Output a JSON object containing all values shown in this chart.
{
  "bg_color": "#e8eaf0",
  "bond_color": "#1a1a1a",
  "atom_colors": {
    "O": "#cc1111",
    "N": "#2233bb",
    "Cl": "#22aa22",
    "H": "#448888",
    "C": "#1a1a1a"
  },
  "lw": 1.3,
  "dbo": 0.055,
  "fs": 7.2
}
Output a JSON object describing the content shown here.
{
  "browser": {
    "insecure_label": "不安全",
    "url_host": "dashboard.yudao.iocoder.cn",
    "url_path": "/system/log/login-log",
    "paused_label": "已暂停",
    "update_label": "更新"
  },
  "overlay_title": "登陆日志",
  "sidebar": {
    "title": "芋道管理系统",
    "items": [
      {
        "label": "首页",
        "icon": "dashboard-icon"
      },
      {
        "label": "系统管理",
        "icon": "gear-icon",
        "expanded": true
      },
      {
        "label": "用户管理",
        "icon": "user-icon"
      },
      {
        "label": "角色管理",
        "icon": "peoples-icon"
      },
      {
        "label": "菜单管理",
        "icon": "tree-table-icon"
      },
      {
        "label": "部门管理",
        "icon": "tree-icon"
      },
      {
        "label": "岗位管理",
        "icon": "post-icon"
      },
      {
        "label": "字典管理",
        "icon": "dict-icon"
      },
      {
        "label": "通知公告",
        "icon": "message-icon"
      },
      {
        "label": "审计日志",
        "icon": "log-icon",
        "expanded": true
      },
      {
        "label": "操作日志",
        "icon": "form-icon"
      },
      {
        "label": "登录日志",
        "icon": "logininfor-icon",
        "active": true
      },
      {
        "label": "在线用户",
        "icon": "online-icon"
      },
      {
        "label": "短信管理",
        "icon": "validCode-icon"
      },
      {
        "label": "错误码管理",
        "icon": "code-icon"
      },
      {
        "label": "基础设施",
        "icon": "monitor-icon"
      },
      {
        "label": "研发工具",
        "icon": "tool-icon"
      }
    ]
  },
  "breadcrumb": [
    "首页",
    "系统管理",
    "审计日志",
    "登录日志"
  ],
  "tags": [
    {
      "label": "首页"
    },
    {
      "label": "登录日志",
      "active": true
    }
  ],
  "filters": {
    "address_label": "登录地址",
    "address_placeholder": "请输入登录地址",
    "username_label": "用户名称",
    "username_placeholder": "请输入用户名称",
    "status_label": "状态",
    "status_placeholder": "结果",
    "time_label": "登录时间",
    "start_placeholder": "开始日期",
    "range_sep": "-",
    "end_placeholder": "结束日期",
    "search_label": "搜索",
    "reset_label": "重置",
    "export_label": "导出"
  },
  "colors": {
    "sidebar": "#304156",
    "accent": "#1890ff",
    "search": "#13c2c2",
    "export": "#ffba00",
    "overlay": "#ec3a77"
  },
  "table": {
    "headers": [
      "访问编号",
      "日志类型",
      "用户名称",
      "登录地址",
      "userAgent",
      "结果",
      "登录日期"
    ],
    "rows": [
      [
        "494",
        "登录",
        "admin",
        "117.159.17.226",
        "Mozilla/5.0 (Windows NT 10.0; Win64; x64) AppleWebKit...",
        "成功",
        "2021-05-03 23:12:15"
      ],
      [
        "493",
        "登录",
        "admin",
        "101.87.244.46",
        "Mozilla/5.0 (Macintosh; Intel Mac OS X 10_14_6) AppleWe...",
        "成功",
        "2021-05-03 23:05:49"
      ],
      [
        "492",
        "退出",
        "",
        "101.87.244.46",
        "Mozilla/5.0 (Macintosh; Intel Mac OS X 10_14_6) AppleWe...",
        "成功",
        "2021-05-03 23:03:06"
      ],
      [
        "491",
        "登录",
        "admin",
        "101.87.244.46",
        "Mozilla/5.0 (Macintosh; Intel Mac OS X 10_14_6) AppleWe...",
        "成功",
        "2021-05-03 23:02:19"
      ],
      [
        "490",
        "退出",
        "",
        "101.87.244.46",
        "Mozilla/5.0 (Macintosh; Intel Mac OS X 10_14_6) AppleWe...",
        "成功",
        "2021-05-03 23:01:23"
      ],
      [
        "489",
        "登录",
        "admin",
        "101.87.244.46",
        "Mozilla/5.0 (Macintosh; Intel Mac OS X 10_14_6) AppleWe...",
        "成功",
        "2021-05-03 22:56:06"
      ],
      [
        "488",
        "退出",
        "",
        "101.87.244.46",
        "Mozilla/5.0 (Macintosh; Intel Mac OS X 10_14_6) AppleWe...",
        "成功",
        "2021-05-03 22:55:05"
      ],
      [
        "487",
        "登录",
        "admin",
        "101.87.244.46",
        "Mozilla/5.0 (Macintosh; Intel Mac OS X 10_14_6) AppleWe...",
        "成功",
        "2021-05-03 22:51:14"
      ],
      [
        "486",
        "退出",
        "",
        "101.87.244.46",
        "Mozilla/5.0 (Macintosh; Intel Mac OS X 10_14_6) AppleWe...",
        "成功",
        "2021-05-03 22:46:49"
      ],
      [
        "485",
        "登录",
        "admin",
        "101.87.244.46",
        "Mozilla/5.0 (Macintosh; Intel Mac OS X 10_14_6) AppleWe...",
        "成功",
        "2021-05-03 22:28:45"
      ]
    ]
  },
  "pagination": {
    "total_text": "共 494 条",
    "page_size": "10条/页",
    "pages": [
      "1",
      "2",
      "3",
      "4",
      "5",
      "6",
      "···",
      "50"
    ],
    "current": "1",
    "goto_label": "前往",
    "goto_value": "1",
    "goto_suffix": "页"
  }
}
■ ■ ■ ■ ■
_WHAT IS BEING ASKED_:
Repeat every line of the records above exactly.

_REPLY TO THE EXERCISE_:
Output a JSON object containing all values shown in this chart.
{
  "bg_color": "#e8eaf0",
  "bond_color": "#1a1a1a",
  "atom_colors": {
    "O": "#cc1111",
    "N": "#2233bb",
    "Cl": "#22aa22",
    "H": "#448888",
    "C": "#1a1a1a"
  },
  "lw": 1.3,
  "dbo": 0.055,
  "fs": 7.2
}
Output a JSON object describing the content shown here.
{
  "browser": {
    "insecure_label": "不安全",
    "url_host": "dashboard.yudao.iocoder.cn",
    "url_path": "/system/log/login-log",
    "paused_label": "已暂停",
    "update_label": "更新"
  },
  "overlay_title": "登陆日志",
  "sidebar": {
    "title": "芋道管理系统",
    "items": [
      {
        "label": "首页",
        "icon": "dashboard-icon"
      },
      {
        "label": "系统管理",
        "icon": "gear-icon",
        "expanded": true
      },
      {
        "label": "用户管理",
        "icon": "user-icon"
      },
      {
        "label": "角色管理",
        "icon": "peoples-icon"
      },
      {
        "label": "菜单管理",
        "icon": "tree-table-icon"
      },
      {
        "label": "部门管理",
        "icon": "tree-icon"
      },
      {
        "label": "岗位管理",
        "icon": "post-icon"
      },
      {
        "label": "字典管理",
        "icon": "dict-icon"
      },
      {
        "label": "通知公告",
        "icon": "message-icon"
      },
      {
        "label": "审计日志",
        "icon": "log-icon",
        "expanded": true
      },
      {
        "label": "操作日志",
        "icon": "form-icon"
      },
      {
        "label": "登录日志",
        "icon": "logininfor-icon",
        "active": true
      },
      {
        "label": "在线用户",
        "icon": "online-icon"
      },
      {
        "label": "短信管理",
        "icon": "validCode-icon"
      },
      {
        "label": "错误码管理",
        "icon": "code-icon"
      },
      {
        "label": "基础设施",
        "icon": "monitor-icon"
      },
      {
        "label": "研发工具",
        "icon": "tool-icon"
      }
    ]
  },
  "breadcrumb": [
    "首页",
    "系统管理",
    "审计日志",
    "登录日志"
  ],
  "tags": [
    {
      "label": "首页"
    },
    {
      "label": "登录日志",
      "active": true
    }
  ],
  "filters": {
    "address_label": "登录地址",
    "address_placeholder": "请输入登录地址",
    "username_label": "用户名称",
    "username_placeholder": "请输入用户名称",
    "status_label": "状态",
    "status_placeholder": "结果",
    "time_label": "登录时间",
    "start_placeholder": "开始日期",
    "range_sep": "-",
    "end_placeholder": "结束日期",
    "search_label": "搜索",
    "reset_label": "重置",
    "export_label": "导出"
  },
  "colors": {
    "sidebar": "#304156",
    "accent": "#1890ff",
    "search": "#13c2c2",
    "export": "#ffba00",
    "overlay": "#ec3a77"
  },
  "table": {
    "headers": [
      "访问编号",
      "日志类型",
      "用户名称",
      "登录地址",
      "userAgent",
      "结果",
      "登录日期"
    ],
    "rows": [
      [
        "494",
        "登录",
        "admin",
        "117.159.17.226",
        "Mozilla/5.0 (Windows NT 10.0; Win64; x64) AppleWebKit...",
        "成功",
        "2021-05-03 23:12:15"
      ],
      [
        "493",
        "登录",
        "admin",
        "101.87.244.46",
        "Mozilla/5.0 (Macintosh; Intel Mac OS X 10_14_6) AppleWe...",
        "成功",
        "2021-05-03 23:05:49"
      ],
      [
        "492",
        "退出",
        "",
        "101.87.244.46",
        "Mozilla/5.0 (Macintosh; Intel Mac OS X 10_14_6) AppleWe...",
        "成功",
        "2021-05-03 23:03:06"
      ],
      [
        "491",
        "登录",
        "admin",
        "101.87.244.46",
        "Mozilla/5.0 (Macintosh; Intel Mac OS X 10_14_6) AppleWe...",
        "成功",
        "2021-05-03 23:02:19"
      ],
      [
        "490",
        "退出",
        "",
        "101.87.244.46",
        "Mozilla/5.0 (Macintosh; Intel Mac OS X 10_14_6) AppleWe...",
        "成功",
        "2021-05-03 23:01:23"
      ],
      [
        "489",
        "登录",
        "admin",
        "101.87.244.46",
        "Mozilla/5.0 (Macintosh; Intel Mac OS X 10_14_6) AppleWe...",
        "成功",
        "2021-05-03 22:56:06"
      ],
      [
        "488",
        "退出",
        "",
        "101.87.244.46",
        "Mozilla/5.0 (Macintosh; Intel Mac OS X 10_14_6) AppleWe...",
        "成功",
        "2021-05-03 22:55:05"
      ],
      [
        "487",
        "登录",
        "admin",
        "101.87.244.46",
        "Mozilla/5.0 (Macintosh; Intel Mac OS X 10_14_6) AppleWe...",
        "成功",
        "2021-05-03 22:51:14"
      ],
      [
        "486",
        "退出",
        "",
        "101.87.244.46",
        "Mozilla/5.0 (Macintosh; Intel Mac OS X 10_14_6) AppleWe...",
        "成功",
        "2021-05-03 22:46:49"
      ],
      [
        "485",
        "登录",
        "admin",
        "101.87.244.46",
        "Mozilla/5.0 (Macintosh; Intel Mac OS X 10_14_6) AppleWe...",
        "成功",
        "2021-05-03 22:28:45"
      ]
    ]
  },
  "pagination": {
    "total_text": "共 494 条",
    "page_size": "10条/页",
    "pages": [
      "1",
      "2",
      "3",
      "4",
      "5",
      "6",
      "···",
      "50"
    ],
    "current": "1",
    "goto_label": "前往",
    "goto_value": "1",
    "goto_suffix": "页"
  }
}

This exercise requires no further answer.